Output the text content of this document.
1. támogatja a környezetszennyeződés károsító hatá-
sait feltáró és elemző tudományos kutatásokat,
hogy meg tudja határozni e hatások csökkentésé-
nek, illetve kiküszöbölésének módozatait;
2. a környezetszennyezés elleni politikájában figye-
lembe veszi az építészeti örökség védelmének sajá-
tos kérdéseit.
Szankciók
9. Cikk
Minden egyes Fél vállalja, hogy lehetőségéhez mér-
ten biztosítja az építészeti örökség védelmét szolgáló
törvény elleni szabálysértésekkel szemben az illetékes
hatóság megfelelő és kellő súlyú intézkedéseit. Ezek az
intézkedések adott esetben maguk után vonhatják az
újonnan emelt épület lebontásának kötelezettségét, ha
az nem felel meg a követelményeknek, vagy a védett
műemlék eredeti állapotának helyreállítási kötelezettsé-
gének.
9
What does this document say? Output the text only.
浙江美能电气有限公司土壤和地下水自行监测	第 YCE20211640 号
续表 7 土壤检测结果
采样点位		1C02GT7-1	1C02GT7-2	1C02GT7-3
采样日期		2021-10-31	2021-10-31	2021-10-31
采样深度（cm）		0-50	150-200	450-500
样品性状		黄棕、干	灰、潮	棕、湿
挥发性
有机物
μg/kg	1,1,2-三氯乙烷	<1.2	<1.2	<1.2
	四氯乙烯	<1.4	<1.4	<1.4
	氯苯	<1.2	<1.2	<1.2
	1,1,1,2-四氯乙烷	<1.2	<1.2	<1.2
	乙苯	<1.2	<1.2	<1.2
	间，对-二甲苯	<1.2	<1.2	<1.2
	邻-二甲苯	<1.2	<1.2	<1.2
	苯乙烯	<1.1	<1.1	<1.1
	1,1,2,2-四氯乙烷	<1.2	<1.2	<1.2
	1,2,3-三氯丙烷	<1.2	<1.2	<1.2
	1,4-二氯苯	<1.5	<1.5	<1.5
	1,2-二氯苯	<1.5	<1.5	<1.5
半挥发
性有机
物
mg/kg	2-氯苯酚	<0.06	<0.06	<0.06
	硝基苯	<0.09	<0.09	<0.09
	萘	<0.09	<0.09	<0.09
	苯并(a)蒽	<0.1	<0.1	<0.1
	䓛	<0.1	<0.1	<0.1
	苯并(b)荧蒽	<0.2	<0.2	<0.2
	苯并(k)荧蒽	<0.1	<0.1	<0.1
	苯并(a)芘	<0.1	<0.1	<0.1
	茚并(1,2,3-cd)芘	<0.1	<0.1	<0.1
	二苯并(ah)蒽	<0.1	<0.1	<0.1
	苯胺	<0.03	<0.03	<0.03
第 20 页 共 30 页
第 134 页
....
### Exercise prompt
Go through the records above and copy every line with the word "hogy".

### Response to the task
hogy meg tudja határozni e hatások csökkentésé-
Minden egyes Fél vállalja, hogy lehetőségéhez mér-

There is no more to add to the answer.